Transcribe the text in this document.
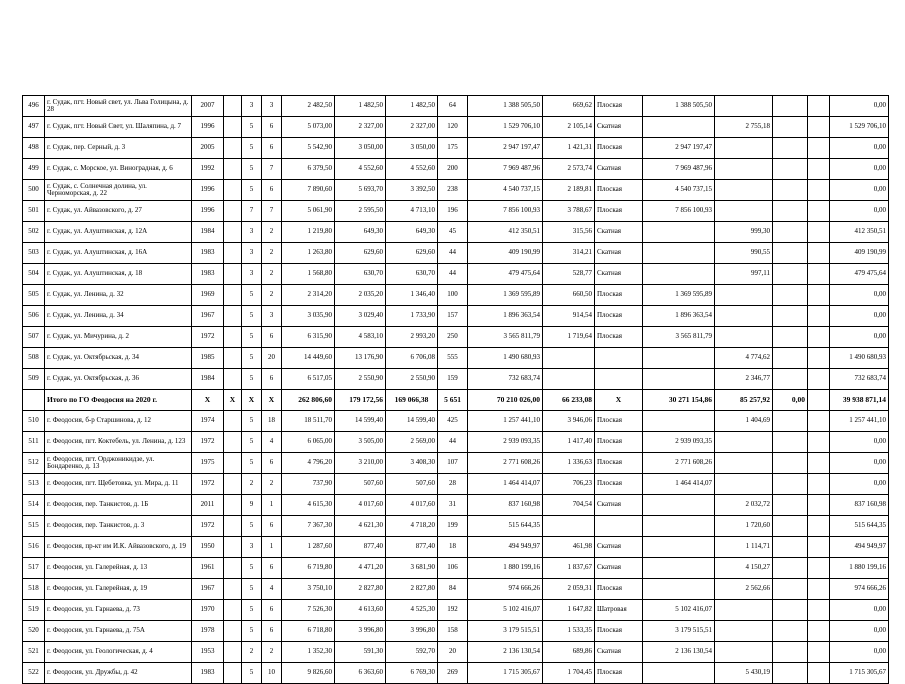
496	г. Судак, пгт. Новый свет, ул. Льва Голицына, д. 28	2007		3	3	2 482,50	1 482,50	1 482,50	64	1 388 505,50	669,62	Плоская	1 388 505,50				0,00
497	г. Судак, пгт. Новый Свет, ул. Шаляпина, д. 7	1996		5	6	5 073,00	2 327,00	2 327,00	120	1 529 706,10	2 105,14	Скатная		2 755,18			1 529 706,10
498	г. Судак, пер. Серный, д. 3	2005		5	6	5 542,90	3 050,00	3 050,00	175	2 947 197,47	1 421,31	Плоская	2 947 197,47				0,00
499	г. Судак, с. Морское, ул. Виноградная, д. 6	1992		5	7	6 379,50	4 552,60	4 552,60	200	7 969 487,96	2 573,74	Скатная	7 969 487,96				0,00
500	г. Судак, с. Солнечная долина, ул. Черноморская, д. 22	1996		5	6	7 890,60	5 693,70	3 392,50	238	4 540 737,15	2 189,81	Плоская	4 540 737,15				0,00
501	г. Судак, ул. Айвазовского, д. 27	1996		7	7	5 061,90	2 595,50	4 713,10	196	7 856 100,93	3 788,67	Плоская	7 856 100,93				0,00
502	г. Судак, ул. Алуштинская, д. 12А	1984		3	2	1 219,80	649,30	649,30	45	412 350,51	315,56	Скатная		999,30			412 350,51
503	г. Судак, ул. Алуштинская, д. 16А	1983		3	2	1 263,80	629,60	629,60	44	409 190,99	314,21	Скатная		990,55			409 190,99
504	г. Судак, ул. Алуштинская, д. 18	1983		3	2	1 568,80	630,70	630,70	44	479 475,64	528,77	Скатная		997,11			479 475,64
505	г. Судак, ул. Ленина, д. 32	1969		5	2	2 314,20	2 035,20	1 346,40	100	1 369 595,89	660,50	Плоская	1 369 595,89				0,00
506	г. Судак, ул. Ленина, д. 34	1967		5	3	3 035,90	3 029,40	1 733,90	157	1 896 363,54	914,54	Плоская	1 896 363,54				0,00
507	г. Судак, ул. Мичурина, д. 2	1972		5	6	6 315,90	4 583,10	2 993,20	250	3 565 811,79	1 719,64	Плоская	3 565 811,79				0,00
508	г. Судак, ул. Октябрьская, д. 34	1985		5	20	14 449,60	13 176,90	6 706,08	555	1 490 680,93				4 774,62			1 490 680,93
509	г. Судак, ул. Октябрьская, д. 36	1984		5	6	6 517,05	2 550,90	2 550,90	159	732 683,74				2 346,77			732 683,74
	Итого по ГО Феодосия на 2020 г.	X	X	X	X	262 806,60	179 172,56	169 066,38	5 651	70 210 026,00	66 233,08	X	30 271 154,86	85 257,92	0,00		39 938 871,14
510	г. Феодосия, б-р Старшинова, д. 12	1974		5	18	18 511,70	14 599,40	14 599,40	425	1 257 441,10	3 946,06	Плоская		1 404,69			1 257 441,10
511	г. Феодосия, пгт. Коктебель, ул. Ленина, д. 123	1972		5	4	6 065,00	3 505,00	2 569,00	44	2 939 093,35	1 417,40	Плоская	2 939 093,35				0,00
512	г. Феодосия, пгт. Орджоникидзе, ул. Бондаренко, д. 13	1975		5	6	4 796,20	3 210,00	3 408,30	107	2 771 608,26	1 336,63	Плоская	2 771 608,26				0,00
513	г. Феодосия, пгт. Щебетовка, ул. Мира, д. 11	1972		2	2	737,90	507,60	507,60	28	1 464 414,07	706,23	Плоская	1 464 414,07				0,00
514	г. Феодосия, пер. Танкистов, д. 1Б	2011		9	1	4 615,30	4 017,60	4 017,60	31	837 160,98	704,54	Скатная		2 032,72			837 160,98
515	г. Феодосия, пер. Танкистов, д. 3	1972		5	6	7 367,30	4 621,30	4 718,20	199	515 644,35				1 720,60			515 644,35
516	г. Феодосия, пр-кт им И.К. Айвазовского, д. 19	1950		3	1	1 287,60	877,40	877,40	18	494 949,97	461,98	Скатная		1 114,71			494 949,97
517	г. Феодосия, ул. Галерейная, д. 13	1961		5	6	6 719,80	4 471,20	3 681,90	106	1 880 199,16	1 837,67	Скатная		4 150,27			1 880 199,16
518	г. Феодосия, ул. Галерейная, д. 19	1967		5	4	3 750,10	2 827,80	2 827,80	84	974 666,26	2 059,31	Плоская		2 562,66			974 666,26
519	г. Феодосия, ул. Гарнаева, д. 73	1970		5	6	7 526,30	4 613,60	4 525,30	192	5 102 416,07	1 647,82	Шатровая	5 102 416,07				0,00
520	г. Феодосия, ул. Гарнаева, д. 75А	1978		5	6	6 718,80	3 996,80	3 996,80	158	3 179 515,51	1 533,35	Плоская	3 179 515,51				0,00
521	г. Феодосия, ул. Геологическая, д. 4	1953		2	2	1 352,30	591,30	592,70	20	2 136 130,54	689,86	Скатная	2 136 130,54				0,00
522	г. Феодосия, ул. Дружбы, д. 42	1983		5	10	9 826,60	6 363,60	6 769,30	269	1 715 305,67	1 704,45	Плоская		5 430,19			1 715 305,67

==

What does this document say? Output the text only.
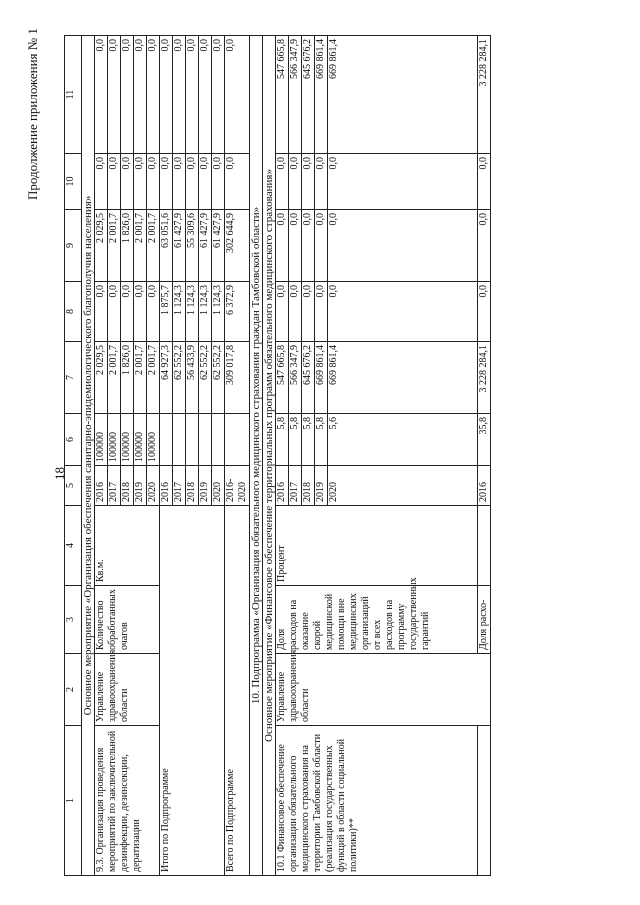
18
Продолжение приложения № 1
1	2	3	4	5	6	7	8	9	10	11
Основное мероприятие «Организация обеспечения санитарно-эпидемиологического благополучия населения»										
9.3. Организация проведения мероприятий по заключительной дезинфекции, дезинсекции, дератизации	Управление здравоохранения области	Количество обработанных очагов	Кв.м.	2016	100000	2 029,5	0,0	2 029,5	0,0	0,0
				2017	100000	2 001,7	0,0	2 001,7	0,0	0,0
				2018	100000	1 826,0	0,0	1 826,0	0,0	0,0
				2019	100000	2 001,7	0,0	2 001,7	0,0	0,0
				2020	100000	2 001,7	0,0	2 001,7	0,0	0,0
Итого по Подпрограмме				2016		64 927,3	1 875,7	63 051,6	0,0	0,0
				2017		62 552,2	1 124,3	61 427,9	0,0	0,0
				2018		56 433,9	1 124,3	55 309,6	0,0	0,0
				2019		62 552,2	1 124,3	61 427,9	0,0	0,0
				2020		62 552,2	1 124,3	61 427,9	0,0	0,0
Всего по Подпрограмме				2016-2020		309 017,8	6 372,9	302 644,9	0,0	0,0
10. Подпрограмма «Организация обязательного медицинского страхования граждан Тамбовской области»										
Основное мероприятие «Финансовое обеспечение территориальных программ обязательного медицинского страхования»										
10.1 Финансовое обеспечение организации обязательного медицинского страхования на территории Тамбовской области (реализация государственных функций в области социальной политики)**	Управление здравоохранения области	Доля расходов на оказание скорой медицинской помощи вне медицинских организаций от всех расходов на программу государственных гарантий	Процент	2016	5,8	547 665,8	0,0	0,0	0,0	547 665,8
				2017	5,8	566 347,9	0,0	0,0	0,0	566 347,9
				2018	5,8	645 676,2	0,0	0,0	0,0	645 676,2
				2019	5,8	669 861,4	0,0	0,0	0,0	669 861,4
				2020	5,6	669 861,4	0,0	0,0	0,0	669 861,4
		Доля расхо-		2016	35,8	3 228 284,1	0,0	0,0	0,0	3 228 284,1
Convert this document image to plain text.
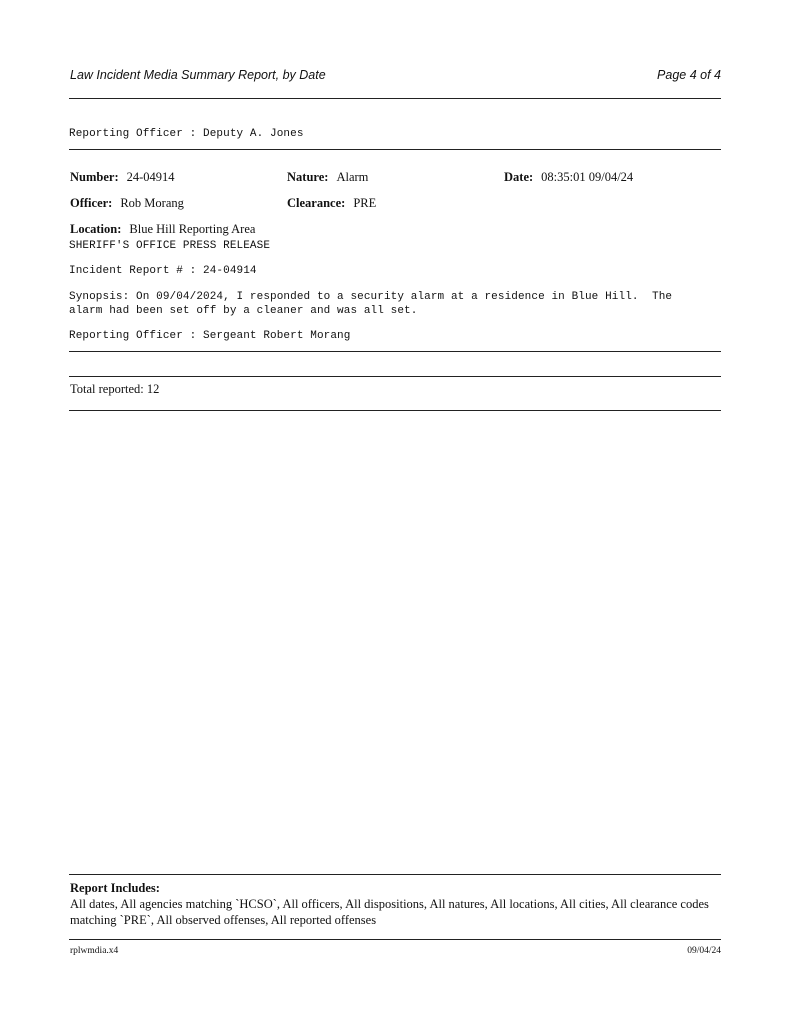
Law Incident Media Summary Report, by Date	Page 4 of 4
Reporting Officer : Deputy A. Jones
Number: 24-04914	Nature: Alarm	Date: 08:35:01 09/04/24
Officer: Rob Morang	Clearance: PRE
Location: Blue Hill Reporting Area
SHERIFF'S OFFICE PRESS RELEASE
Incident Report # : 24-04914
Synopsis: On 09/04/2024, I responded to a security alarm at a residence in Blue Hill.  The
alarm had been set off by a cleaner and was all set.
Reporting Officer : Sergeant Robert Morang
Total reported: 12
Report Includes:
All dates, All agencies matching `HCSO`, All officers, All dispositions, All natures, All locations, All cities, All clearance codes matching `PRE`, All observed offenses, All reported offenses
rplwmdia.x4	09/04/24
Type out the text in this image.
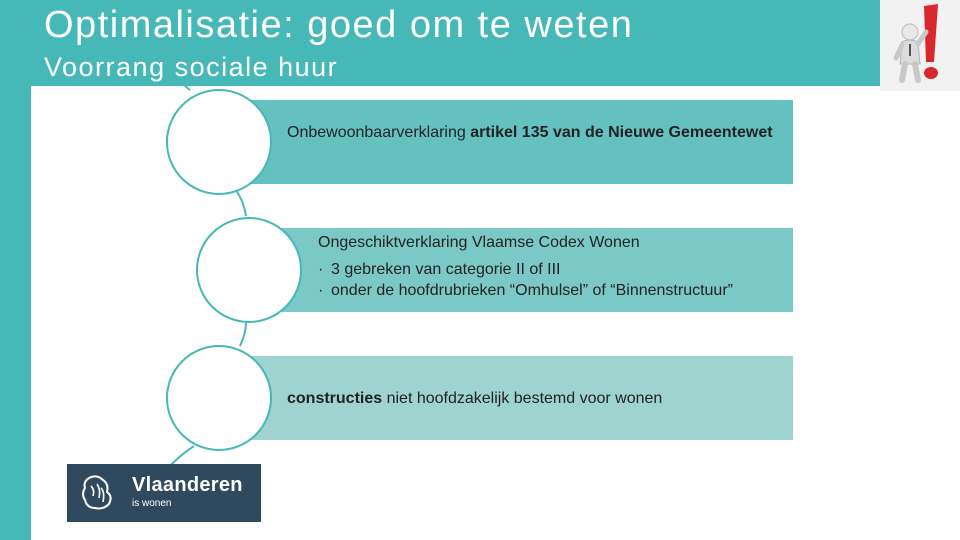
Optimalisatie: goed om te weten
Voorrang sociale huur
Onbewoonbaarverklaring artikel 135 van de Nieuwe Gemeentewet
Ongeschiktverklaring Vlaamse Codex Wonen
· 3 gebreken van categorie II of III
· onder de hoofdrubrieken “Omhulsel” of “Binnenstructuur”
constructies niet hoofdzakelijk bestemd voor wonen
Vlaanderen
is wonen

» **WRITTEN EXERCISE**: Report how many lines of the records above contain the word "Ленина", and give only that number.

» **REPLY**: 3